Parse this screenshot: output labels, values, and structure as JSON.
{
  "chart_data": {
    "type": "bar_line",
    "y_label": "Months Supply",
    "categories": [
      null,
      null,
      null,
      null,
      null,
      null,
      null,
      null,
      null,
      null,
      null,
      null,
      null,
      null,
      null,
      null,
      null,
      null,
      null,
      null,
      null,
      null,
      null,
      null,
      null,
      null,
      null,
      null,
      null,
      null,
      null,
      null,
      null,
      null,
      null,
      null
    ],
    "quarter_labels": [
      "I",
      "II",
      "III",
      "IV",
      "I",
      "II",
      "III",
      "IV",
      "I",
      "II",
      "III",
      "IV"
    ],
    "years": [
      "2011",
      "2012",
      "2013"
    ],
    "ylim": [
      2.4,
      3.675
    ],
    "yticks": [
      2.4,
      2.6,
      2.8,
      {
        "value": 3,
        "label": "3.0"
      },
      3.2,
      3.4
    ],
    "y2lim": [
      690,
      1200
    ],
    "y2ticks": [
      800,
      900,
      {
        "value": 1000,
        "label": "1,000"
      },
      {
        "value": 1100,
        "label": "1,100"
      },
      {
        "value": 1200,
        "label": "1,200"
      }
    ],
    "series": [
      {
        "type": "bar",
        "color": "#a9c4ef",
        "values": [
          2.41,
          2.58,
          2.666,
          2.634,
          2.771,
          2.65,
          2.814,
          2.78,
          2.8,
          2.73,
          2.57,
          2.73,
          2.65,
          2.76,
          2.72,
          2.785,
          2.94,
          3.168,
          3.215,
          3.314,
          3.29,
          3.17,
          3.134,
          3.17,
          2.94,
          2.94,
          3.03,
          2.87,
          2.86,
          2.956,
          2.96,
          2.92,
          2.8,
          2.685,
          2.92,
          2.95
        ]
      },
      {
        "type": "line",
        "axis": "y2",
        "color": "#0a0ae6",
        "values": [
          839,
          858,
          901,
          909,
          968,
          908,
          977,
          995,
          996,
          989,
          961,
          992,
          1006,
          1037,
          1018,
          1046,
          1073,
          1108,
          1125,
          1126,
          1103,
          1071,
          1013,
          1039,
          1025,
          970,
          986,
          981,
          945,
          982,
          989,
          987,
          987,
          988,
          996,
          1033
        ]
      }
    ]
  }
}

□ □ □ □ □ □ □

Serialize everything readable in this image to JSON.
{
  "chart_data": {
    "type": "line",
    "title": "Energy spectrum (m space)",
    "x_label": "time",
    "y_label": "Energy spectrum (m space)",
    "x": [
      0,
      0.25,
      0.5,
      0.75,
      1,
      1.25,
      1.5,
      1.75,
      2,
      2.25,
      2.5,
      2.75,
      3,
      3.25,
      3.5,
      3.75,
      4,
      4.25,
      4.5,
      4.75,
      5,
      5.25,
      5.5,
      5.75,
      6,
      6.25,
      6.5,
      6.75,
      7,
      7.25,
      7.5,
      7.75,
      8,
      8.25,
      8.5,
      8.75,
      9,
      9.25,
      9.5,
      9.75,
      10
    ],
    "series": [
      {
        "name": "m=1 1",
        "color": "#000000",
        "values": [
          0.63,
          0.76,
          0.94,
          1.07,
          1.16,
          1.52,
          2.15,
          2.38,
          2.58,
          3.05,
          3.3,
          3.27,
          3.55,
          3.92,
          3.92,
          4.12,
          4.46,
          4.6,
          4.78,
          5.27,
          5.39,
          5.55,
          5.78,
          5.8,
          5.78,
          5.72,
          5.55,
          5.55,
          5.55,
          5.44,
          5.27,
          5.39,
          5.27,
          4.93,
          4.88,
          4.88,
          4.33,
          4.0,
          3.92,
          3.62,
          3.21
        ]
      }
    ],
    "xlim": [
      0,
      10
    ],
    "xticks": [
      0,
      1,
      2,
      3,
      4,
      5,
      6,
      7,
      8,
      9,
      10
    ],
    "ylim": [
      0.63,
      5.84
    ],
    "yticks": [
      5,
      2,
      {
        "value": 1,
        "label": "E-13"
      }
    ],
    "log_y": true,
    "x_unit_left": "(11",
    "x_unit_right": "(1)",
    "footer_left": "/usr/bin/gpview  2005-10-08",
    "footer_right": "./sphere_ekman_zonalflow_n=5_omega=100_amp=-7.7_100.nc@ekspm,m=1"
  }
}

□ □ □ □ □ □ □

- Problem details -
Each line that holds the word "this" is to be copied.

- Result -
Parse this screenshot: output labels, values, and structure as JSON.
Serialize everything readable in this image to JSON.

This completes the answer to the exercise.